SUPPLIED RECORDS
— BEGIN —

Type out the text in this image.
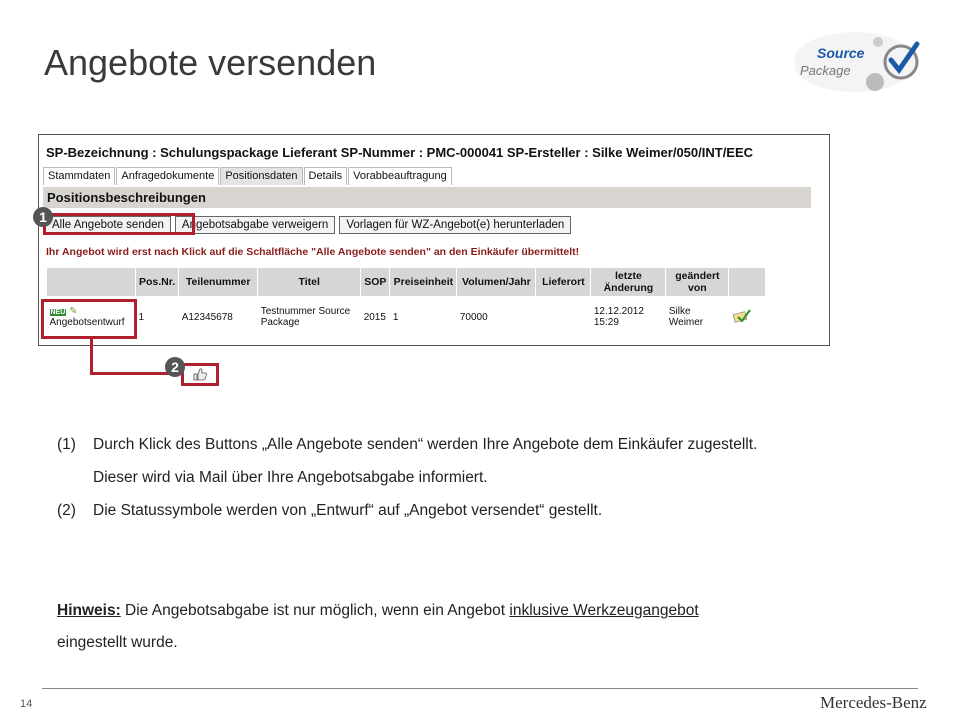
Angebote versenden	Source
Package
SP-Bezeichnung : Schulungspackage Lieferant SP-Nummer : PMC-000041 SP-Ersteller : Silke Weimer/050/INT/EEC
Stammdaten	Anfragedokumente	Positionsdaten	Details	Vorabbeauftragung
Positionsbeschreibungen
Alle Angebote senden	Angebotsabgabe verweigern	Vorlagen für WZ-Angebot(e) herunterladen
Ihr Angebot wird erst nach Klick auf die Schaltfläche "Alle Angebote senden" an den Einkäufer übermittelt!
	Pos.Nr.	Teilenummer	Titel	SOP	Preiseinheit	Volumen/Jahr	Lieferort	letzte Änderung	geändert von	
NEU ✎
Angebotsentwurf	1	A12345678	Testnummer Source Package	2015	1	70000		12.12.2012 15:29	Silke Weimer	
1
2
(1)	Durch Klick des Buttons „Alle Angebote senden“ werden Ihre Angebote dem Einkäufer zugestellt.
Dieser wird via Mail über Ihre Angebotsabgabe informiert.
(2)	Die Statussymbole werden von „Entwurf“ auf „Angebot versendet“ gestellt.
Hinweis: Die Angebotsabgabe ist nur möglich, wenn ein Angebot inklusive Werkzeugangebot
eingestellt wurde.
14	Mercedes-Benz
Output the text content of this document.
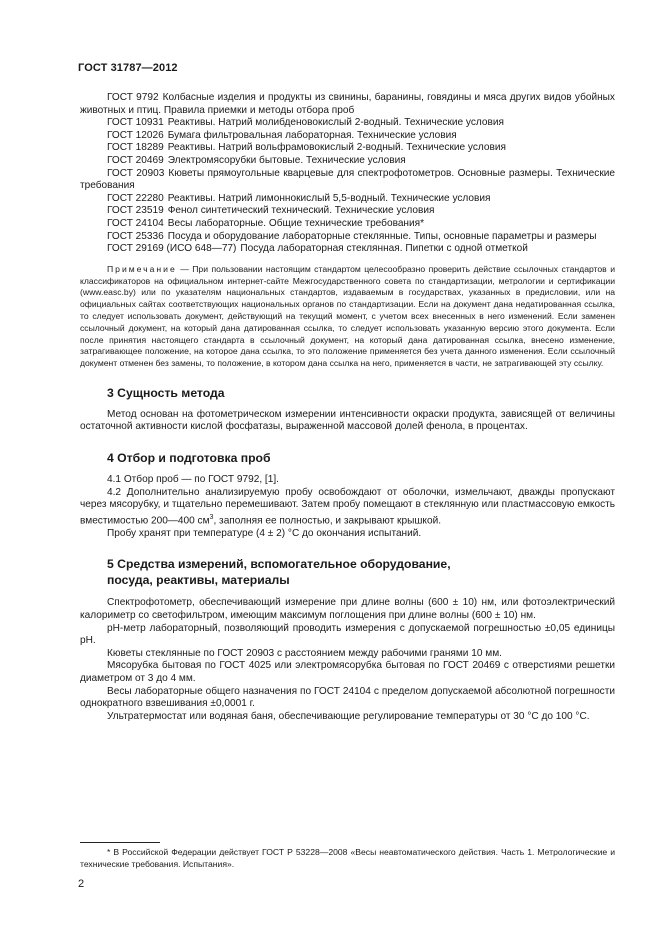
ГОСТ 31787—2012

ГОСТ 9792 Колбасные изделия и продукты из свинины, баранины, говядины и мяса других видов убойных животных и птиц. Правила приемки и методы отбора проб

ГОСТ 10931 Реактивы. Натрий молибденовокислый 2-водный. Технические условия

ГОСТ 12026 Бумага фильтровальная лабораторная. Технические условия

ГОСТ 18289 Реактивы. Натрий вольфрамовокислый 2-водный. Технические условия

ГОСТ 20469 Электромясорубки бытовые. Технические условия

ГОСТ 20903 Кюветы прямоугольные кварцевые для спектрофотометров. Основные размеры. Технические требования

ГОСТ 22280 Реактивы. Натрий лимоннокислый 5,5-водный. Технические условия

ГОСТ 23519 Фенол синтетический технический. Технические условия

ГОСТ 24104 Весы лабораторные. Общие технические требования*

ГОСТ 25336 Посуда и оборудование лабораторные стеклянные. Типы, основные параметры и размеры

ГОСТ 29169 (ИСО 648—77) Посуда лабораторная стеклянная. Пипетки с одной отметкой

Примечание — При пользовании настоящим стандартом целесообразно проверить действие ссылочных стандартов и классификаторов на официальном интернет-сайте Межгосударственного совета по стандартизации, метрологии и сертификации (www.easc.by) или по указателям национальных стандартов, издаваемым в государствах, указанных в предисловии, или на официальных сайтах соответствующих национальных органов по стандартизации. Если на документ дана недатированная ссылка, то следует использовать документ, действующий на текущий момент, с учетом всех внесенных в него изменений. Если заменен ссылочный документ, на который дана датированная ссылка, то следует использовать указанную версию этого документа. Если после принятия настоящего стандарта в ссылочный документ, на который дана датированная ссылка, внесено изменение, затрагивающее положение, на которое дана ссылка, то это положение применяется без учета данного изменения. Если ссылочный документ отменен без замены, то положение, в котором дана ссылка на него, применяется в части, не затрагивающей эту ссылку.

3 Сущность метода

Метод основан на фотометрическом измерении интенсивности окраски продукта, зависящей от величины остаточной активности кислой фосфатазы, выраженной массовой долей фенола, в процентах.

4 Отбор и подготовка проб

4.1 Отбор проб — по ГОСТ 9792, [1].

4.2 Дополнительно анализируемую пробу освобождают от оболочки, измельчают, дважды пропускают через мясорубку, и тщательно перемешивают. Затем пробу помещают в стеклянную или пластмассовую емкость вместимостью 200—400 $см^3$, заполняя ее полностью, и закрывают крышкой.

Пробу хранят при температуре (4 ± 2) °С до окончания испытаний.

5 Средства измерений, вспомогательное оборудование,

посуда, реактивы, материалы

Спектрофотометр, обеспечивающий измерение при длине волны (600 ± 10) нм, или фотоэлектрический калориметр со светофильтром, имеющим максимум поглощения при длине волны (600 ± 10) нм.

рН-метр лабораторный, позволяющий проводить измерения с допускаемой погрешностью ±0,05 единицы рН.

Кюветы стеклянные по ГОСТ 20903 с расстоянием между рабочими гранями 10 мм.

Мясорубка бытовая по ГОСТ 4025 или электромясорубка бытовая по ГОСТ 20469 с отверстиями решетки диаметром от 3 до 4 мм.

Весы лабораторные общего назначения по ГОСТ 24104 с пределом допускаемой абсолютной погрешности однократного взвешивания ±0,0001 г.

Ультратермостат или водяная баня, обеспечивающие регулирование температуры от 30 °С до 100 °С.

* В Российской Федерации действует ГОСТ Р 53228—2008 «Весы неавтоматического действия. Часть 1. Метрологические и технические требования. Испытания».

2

— END —

Find the string "размеры" in the listing and return every line that holds it.

ГОСТ 20903 Кюветы прямоугольные кварцевые для спектрофотометров. Основные размеры. Технические требования
ГОСТ 25336 Посуда и оборудование лабораторные стеклянные. Типы, основные параметры и размеры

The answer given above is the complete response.